==== RAW DATA ====
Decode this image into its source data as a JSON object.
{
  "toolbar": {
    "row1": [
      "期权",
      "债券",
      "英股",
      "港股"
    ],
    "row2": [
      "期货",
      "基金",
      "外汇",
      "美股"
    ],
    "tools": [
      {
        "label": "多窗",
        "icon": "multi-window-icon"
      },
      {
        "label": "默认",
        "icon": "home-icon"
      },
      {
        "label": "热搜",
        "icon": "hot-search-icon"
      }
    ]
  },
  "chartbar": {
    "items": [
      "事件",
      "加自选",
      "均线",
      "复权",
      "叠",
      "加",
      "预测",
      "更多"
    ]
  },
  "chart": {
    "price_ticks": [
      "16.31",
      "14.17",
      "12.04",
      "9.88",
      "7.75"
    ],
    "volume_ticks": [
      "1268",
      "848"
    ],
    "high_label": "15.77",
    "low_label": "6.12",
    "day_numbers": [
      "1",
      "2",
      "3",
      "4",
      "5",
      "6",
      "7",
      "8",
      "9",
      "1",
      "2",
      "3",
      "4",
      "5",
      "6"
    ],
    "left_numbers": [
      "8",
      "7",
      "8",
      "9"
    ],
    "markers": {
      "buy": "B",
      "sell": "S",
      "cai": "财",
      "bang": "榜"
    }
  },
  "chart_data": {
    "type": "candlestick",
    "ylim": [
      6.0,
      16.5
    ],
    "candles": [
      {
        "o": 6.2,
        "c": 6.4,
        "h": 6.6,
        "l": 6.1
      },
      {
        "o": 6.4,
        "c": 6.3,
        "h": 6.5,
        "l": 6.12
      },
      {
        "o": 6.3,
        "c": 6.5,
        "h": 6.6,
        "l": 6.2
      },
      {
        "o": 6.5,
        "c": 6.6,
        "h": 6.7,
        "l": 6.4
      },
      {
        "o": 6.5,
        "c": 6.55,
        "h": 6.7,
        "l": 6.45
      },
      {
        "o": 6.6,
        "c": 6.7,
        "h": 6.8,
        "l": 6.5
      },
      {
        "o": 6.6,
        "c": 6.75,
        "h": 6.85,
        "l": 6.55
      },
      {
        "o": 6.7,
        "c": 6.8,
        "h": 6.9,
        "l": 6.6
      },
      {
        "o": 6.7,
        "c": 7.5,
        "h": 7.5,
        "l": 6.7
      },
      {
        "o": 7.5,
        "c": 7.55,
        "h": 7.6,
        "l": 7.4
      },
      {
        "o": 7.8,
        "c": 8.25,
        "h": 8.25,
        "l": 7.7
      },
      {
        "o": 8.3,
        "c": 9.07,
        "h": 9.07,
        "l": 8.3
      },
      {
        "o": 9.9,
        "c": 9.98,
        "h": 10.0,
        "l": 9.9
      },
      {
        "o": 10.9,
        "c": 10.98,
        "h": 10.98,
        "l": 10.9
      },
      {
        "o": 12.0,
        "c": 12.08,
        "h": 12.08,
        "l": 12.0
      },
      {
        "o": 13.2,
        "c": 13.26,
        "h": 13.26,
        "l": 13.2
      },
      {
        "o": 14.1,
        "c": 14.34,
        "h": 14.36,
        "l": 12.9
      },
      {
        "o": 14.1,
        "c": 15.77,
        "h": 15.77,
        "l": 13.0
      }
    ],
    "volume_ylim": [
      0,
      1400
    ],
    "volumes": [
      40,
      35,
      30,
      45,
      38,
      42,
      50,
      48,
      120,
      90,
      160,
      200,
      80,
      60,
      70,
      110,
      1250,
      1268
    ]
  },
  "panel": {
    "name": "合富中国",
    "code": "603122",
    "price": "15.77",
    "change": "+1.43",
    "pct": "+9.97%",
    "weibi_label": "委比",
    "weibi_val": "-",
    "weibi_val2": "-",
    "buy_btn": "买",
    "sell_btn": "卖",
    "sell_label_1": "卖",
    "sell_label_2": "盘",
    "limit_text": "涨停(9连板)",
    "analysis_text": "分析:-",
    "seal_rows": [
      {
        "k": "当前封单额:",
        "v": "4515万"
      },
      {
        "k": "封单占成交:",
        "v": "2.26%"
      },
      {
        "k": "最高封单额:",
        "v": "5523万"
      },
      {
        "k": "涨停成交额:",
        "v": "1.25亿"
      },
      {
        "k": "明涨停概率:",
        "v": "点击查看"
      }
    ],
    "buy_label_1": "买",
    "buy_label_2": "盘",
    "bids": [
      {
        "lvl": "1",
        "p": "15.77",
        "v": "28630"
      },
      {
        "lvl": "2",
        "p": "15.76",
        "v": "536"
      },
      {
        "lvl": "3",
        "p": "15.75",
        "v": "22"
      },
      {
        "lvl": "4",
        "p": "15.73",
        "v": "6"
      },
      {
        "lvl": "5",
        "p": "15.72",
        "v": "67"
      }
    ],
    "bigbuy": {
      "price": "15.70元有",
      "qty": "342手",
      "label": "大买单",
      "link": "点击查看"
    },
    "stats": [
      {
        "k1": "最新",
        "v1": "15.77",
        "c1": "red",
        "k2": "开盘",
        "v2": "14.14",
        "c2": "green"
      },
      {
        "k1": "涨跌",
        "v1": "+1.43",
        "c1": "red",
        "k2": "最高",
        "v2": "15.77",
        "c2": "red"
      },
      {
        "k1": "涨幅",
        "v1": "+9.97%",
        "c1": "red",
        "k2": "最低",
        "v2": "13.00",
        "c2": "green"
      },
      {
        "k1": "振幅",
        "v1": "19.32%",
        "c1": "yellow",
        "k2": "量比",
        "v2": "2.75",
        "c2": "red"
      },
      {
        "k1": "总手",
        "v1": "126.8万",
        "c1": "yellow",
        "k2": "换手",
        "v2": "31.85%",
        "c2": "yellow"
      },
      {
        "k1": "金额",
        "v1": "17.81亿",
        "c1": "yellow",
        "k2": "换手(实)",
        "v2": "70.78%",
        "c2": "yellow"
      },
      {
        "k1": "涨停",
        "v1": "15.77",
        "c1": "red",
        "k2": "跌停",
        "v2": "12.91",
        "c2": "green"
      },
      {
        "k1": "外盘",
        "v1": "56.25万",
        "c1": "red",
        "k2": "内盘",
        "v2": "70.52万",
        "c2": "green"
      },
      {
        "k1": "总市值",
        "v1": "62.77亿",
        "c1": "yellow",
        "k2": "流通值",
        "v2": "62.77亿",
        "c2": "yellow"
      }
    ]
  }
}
====
SHORT EXERCISE: Restate the data above word for word, please.

RESPONSE BELOW:
Decode this image into its source data as a JSON object.
{
  "toolbar": {
    "row1": [
      "期权",
      "债券",
      "英股",
      "港股"
    ],
    "row2": [
      "期货",
      "基金",
      "外汇",
      "美股"
    ],
    "tools": [
      {
        "label": "多窗",
        "icon": "multi-window-icon"
      },
      {
        "label": "默认",
        "icon": "home-icon"
      },
      {
        "label": "热搜",
        "icon": "hot-search-icon"
      }
    ]
  },
  "chartbar": {
    "items": [
      "事件",
      "加自选",
      "均线",
      "复权",
      "叠",
      "加",
      "预测",
      "更多"
    ]
  },
  "chart": {
    "price_ticks": [
      "16.31",
      "14.17",
      "12.04",
      "9.88",
      "7.75"
    ],
    "volume_ticks": [
      "1268",
      "848"
    ],
    "high_label": "15.77",
    "low_label": "6.12",
    "day_numbers": [
      "1",
      "2",
      "3",
      "4",
      "5",
      "6",
      "7",
      "8",
      "9",
      "1",
      "2",
      "3",
      "4",
      "5",
      "6"
    ],
    "left_numbers": [
      "8",
      "7",
      "8",
      "9"
    ],
    "markers": {
      "buy": "B",
      "sell": "S",
      "cai": "财",
      "bang": "榜"
    }
  },
  "chart_data": {
    "type": "candlestick",
    "ylim": [
      6.0,
      16.5
    ],
    "candles": [
      {
        "o": 6.2,
        "c": 6.4,
        "h": 6.6,
        "l": 6.1
      },
      {
        "o": 6.4,
        "c": 6.3,
        "h": 6.5,
        "l": 6.12
      },
      {
        "o": 6.3,
        "c": 6.5,
        "h": 6.6,
        "l": 6.2
      },
      {
        "o": 6.5,
        "c": 6.6,
        "h": 6.7,
        "l": 6.4
      },
      {
        "o": 6.5,
        "c": 6.55,
        "h": 6.7,
        "l": 6.45
      },
      {
        "o": 6.6,
        "c": 6.7,
        "h": 6.8,
        "l": 6.5
      },
      {
        "o": 6.6,
        "c": 6.75,
        "h": 6.85,
        "l": 6.55
      },
      {
        "o": 6.7,
        "c": 6.8,
        "h": 6.9,
        "l": 6.6
      },
      {
        "o": 6.7,
        "c": 7.5,
        "h": 7.5,
        "l": 6.7
      },
      {
        "o": 7.5,
        "c": 7.55,
        "h": 7.6,
        "l": 7.4
      },
      {
        "o": 7.8,
        "c": 8.25,
        "h": 8.25,
        "l": 7.7
      },
      {
        "o": 8.3,
        "c": 9.07,
        "h": 9.07,
        "l": 8.3
      },
      {
        "o": 9.9,
        "c": 9.98,
        "h": 10.0,
        "l": 9.9
      },
      {
        "o": 10.9,
        "c": 10.98,
        "h": 10.98,
        "l": 10.9
      },
      {
        "o": 12.0,
        "c": 12.08,
        "h": 12.08,
        "l": 12.0
      },
      {
        "o": 13.2,
        "c": 13.26,
        "h": 13.26,
        "l": 13.2
      },
      {
        "o": 14.1,
        "c": 14.34,
        "h": 14.36,
        "l": 12.9
      },
      {
        "o": 14.1,
        "c": 15.77,
        "h": 15.77,
        "l": 13.0
      }
    ],
    "volume_ylim": [
      0,
      1400
    ],
    "volumes": [
      40,
      35,
      30,
      45,
      38,
      42,
      50,
      48,
      120,
      90,
      160,
      200,
      80,
      60,
      70,
      110,
      1250,
      1268
    ]
  },
  "panel": {
    "name": "合富中国",
    "code": "603122",
    "price": "15.77",
    "change": "+1.43",
    "pct": "+9.97%",
    "weibi_label": "委比",
    "weibi_val": "-",
    "weibi_val2": "-",
    "buy_btn": "买",
    "sell_btn": "卖",
    "sell_label_1": "卖",
    "sell_label_2": "盘",
    "limit_text": "涨停(9连板)",
    "analysis_text": "分析:-",
    "seal_rows": [
      {
        "k": "当前封单额:",
        "v": "4515万"
      },
      {
        "k": "封单占成交:",
        "v": "2.26%"
      },
      {
        "k": "最高封单额:",
        "v": "5523万"
      },
      {
        "k": "涨停成交额:",
        "v": "1.25亿"
      },
      {
        "k": "明涨停概率:",
        "v": "点击查看"
      }
    ],
    "buy_label_1": "买",
    "buy_label_2": "盘",
    "bids": [
      {
        "lvl": "1",
        "p": "15.77",
        "v": "28630"
      },
      {
        "lvl": "2",
        "p": "15.76",
        "v": "536"
      },
      {
        "lvl": "3",
        "p": "15.75",
        "v": "22"
      },
      {
        "lvl": "4",
        "p": "15.73",
        "v": "6"
      },
      {
        "lvl": "5",
        "p": "15.72",
        "v": "67"
      }
    ],
    "bigbuy": {
      "price": "15.70元有",
      "qty": "342手",
      "label": "大买单",
      "link": "点击查看"
    },
    "stats": [
      {
        "k1": "最新",
        "v1": "15.77",
        "c1": "red",
        "k2": "开盘",
        "v2": "14.14",
        "c2": "green"
      },
      {
        "k1": "涨跌",
        "v1": "+1.43",
        "c1": "red",
        "k2": "最高",
        "v2": "15.77",
        "c2": "red"
      },
      {
        "k1": "涨幅",
        "v1": "+9.97%",
        "c1": "red",
        "k2": "最低",
        "v2": "13.00",
        "c2": "green"
      },
      {
        "k1": "振幅",
        "v1": "19.32%",
        "c1": "yellow",
        "k2": "量比",
        "v2": "2.75",
        "c2": "red"
      },
      {
        "k1": "总手",
        "v1": "126.8万",
        "c1": "yellow",
        "k2": "换手",
        "v2": "31.85%",
        "c2": "yellow"
      },
      {
        "k1": "金额",
        "v1": "17.81亿",
        "c1": "yellow",
        "k2": "换手(实)",
        "v2": "70.78%",
        "c2": "yellow"
      },
      {
        "k1": "涨停",
        "v1": "15.77",
        "c1": "red",
        "k2": "跌停",
        "v2": "12.91",
        "c2": "green"
      },
      {
        "k1": "外盘",
        "v1": "56.25万",
        "c1": "red",
        "k2": "内盘",
        "v2": "70.52万",
        "c2": "green"
      },
      {
        "k1": "总市值",
        "v1": "62.77亿",
        "c1": "yellow",
        "k2": "流通值",
        "v2": "62.77亿",
        "c2": "yellow"
      }
    ]
  }
}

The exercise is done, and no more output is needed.